■ Task details
Lines containing the string "into" are to be counted; report the total by itself.

[Raw records]
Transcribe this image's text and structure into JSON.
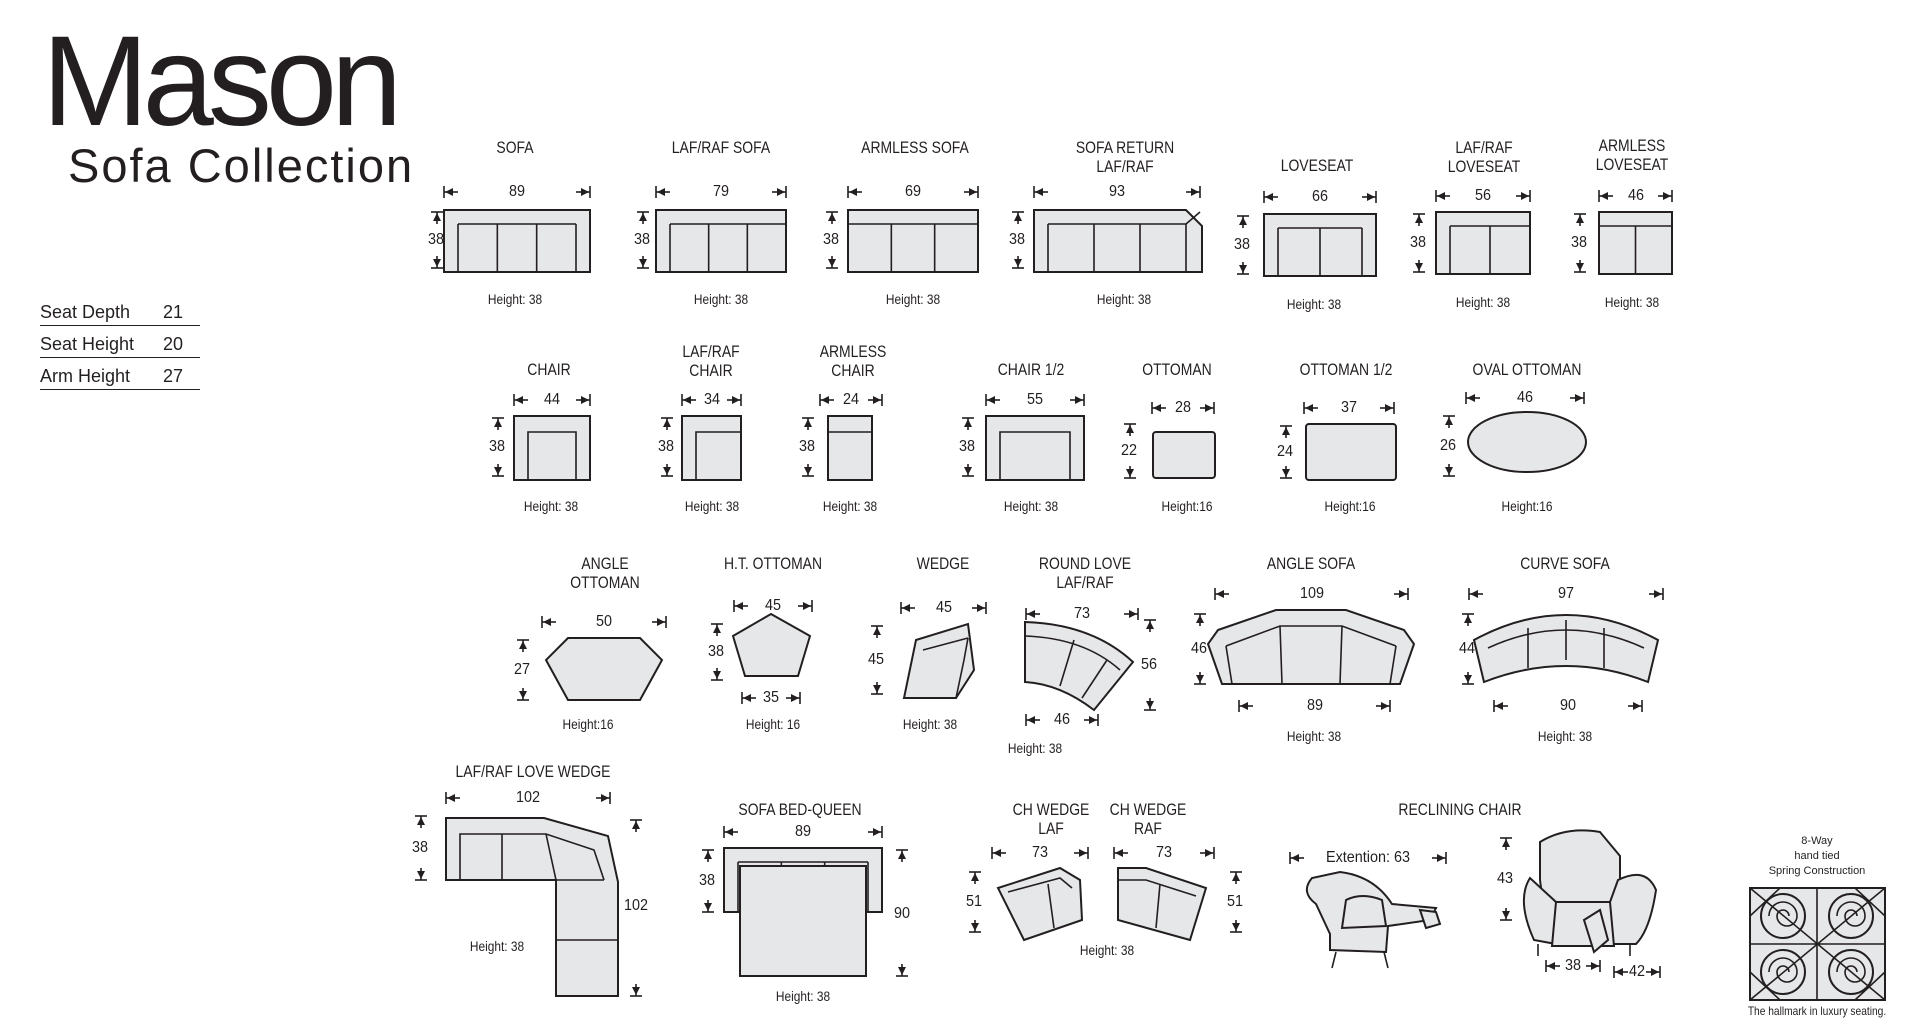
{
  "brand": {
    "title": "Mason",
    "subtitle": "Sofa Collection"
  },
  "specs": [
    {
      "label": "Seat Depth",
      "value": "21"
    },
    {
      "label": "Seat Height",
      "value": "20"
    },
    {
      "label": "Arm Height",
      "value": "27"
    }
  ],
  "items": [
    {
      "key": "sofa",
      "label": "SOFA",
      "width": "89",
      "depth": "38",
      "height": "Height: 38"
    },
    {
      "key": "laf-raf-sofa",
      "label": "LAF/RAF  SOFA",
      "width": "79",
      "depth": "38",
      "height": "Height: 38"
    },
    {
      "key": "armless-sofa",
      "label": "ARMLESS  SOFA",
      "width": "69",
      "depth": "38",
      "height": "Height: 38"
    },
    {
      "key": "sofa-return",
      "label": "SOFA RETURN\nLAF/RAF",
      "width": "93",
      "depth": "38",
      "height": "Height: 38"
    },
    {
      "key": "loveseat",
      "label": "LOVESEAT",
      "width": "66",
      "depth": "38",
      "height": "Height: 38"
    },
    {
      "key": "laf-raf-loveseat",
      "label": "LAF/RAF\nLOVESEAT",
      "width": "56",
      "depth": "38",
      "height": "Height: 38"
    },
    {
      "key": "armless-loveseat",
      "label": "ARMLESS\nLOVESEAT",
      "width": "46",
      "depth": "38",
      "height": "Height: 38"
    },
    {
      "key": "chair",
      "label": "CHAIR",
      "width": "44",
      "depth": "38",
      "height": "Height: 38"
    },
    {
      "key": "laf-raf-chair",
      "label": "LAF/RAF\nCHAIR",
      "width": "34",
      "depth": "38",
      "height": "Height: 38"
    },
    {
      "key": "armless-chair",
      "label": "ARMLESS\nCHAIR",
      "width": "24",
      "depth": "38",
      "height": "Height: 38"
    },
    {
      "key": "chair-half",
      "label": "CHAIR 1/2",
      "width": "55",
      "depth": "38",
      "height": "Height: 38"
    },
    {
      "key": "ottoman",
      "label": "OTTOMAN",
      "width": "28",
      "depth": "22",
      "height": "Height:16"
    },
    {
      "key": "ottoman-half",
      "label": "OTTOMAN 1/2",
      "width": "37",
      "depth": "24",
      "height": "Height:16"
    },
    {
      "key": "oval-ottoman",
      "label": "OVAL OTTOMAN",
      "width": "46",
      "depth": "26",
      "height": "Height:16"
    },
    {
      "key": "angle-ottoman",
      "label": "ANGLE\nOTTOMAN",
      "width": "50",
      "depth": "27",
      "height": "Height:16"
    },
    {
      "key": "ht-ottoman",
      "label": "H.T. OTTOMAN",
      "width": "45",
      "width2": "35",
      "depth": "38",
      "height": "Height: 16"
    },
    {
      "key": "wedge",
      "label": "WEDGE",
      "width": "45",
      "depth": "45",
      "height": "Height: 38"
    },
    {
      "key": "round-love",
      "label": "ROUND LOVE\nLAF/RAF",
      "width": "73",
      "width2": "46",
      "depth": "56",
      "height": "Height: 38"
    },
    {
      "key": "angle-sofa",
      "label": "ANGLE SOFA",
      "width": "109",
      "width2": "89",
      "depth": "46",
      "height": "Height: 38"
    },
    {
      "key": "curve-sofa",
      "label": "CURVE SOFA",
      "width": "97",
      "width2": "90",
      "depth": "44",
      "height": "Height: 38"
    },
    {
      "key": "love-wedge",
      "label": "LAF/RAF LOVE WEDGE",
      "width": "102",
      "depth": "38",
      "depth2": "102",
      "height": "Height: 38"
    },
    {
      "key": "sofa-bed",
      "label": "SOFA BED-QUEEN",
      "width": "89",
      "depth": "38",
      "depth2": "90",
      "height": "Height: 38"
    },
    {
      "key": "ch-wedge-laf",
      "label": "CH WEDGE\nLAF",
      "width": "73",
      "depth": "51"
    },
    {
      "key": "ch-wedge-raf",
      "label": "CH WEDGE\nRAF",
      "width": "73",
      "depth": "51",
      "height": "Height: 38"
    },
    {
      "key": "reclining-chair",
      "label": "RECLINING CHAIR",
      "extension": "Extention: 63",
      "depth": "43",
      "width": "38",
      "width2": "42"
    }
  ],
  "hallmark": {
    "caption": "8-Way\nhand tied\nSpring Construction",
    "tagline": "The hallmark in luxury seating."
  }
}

==

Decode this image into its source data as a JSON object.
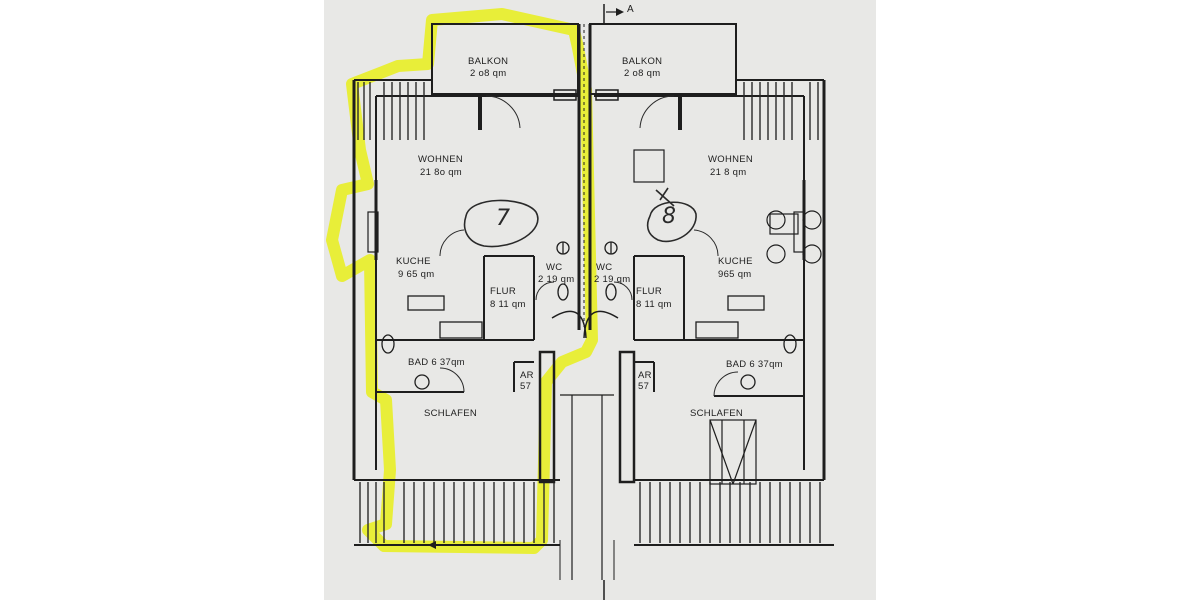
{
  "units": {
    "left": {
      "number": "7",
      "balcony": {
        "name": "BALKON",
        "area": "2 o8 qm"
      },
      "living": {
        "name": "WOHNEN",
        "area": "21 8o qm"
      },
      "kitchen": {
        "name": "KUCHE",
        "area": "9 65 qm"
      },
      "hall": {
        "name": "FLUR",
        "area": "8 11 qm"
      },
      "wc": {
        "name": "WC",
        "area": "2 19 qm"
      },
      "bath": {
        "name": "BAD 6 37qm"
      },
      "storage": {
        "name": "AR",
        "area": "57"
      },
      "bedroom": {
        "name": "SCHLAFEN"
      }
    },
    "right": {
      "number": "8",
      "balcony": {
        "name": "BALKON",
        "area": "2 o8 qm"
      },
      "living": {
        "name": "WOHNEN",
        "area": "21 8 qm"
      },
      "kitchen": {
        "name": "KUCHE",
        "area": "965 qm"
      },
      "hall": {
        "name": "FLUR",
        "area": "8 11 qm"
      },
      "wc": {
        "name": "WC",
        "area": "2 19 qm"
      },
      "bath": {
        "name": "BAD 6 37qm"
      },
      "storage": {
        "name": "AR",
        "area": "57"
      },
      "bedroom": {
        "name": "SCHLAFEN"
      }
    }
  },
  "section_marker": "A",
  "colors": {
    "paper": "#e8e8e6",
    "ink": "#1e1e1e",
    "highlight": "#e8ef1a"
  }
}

■ Correct output
2